**CONSIGNES**.
1: Répondez à ces questions sur l'extrait consacré à l'attitude des médecins :
(a) Quelles instances doivent régulièrement rappeler que les médecins doivent faire preuve d'humanité envers les malades ?
(b) Que se contente-t-on de faire signer lorsqu'on fuit sa responsabilité ?
(c) Dans quoi l'adolescent en crise se réfugie-t-il plutôt que de répondre à une question embarrassante ?
2: Modifiez la partie de l'extrait consacré à l'attitude des médecins qui s'ouvre sur les mots contenant « L'actualité de la » et se ferme sur « de telles tentations. » : remplacez-y « l'adolescence » par « la jeunesse ».

**TEXTE SOURCE**.
|---|
L'actualité de la médecine permet de saisir, malheureusement, d'autres comportements. Ils montrent avec cruauté la profondeur de l'empreinte de l'adolescence et ses répercussions dans l'attitude, les décisions de ceux-là même dont on pouvait espérer que la formation et la vocation allaient mettre à l'abri de telles tentations.
 
Régulièrement, les instances ordinales nationales sont obligées de marteler que les médecins doivent faire preuve d'humanité envers les malades dont ils ont la charge en parlant, en expliquant, en rassurant et en ne se réfugiant pas dans le silence et la fuite. Cela doit être rappelé sur un ton solennel mais le sermon n’est pas entendu puisque rien ne change. Ne pas avoir compris que le médecin n'a pas seulement la mission de poser un diagnostic et d'établir un protocole de traitement mais qu'il doit être aussi attentif a la souffrance morale que provoque la maladie, à l'angoisse qui naît du séjour dans un milieu aussi étranger qu'un hôpital montre combien la rétention des sentiments a perverti la conscience de beaucoup de médecins. Ne pas expliquer un geste souvent douloureux, ne pas dire ce que l'on attend d'un traitement, ne pas prévenir qu'il peut provoquer des effets secondaires pénibles afin de les dédramatiser, cacher à la famille, au patient le risque d'un traitement, d'une opération, ne pas préparer à la mort qui arrive sont autant de façons de fuir une responsabilité, d'éviter d'argumenter une décision, de ne pas respecter le malade et se contenter de faire signer une décharge. Il s'agit là, d'une attitude typique de l'adolescent, plus facilement péremptoire que réfléchi, simplement parce qu'il n'a pas d'expérience et n'a pas suffisamment agi pour connaître le résultat de ces actes. Mais le médecin a, lui, une responsabilité qui engage la vie ou la mort et son silence ou sa parole assombrit ou éclaircit le moral d'un être victime de la maladie. Se comporter en seigneur indifférent est donc une injustice intolérable car la victime n'a pas la capacité physique et psychologique d'exiger ce à quoi elle a droit. Il s'agit d'un refus méprisant que l'on connaît bien chez l'adolescent en crise qui se réfugie dans le silence plutôt que répondre à une question embarrassante ou dont il ne connaît pas la réponse.
|---|
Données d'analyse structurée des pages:
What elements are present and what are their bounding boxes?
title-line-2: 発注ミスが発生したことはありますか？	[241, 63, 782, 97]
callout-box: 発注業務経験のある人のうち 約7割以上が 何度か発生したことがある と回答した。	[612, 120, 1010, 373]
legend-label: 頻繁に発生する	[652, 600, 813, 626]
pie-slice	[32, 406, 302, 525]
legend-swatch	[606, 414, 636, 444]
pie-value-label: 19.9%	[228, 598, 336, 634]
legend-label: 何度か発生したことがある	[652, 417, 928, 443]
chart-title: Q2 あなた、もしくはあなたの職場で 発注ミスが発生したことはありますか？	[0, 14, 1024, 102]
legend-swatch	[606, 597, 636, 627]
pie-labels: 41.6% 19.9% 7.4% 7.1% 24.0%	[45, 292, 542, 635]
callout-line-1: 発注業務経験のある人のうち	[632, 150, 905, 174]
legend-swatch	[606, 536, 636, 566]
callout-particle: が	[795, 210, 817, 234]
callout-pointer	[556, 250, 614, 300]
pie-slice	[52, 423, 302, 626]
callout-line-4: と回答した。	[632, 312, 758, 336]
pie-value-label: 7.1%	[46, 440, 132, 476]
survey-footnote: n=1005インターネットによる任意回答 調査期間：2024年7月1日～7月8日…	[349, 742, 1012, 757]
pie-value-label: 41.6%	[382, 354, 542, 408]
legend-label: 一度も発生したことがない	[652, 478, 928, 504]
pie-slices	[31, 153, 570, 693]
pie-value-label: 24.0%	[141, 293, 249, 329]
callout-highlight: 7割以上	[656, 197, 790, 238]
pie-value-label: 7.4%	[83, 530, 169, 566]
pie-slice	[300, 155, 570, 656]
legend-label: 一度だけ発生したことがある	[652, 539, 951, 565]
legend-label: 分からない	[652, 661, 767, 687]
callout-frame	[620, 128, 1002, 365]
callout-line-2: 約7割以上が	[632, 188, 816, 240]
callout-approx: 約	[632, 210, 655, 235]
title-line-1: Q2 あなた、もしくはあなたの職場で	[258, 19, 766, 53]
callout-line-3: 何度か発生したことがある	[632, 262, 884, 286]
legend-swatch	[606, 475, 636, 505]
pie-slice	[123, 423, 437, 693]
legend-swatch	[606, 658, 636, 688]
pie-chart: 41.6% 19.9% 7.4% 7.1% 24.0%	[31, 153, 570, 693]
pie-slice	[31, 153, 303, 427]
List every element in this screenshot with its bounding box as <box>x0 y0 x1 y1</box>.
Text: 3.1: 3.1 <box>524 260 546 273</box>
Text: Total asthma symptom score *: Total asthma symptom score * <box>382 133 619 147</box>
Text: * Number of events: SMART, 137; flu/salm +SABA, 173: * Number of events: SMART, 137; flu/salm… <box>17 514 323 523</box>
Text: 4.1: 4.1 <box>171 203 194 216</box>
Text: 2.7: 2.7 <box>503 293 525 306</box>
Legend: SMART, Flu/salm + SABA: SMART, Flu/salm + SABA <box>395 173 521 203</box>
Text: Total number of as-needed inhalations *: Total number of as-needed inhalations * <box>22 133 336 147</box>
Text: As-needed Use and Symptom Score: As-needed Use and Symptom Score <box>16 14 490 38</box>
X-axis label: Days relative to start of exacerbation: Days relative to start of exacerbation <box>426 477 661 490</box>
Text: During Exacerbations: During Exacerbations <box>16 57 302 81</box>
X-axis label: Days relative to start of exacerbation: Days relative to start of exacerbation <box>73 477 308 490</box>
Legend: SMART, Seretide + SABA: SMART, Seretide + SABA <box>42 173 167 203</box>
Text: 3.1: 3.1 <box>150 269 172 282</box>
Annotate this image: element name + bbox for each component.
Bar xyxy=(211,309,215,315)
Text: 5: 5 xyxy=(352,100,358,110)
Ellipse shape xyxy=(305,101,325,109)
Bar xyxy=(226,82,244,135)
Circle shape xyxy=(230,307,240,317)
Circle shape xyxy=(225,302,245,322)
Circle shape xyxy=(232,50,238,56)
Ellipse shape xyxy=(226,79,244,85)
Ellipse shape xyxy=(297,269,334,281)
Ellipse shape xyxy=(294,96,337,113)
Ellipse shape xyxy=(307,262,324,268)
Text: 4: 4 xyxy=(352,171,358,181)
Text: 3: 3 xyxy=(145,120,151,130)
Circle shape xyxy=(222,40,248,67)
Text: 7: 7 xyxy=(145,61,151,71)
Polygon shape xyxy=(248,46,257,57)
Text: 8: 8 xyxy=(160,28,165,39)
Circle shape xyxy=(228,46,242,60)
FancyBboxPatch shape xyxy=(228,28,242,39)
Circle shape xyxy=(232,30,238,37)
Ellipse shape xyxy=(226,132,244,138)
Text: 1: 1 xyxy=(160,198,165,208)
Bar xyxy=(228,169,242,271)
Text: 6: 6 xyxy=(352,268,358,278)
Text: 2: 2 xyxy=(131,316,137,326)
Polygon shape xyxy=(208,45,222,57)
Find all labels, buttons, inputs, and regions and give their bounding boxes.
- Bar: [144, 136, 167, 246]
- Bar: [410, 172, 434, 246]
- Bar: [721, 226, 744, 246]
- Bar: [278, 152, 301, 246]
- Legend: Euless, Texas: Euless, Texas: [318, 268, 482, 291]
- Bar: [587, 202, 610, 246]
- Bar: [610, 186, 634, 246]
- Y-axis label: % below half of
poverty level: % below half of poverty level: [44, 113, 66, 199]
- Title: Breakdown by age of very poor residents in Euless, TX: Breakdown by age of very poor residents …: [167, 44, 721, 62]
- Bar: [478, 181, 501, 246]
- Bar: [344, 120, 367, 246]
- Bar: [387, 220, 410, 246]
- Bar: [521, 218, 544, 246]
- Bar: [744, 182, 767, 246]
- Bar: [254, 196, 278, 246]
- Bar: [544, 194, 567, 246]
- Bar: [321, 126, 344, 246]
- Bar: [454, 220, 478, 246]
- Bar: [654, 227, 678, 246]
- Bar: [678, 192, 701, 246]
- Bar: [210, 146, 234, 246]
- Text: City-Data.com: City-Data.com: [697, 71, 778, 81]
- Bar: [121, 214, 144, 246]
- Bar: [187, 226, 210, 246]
|---|
**RÉPONSES ATTENDUES**.
1:
(a) Les instances ordinales nationales.
(b) Une décharge.
(c) Dans le silence.

2:
L'actualité de la médecine permet de saisir, malheureusement, d'autres comportements. Ils montrent avec cruauté la profondeur de l'empreinte de la jeunesse et ses répercussions dans l'attitude, les décisions de ceux-là même dont on pouvait espérer que la formation et la vocation allaient mettre à l'abri de telles tentations.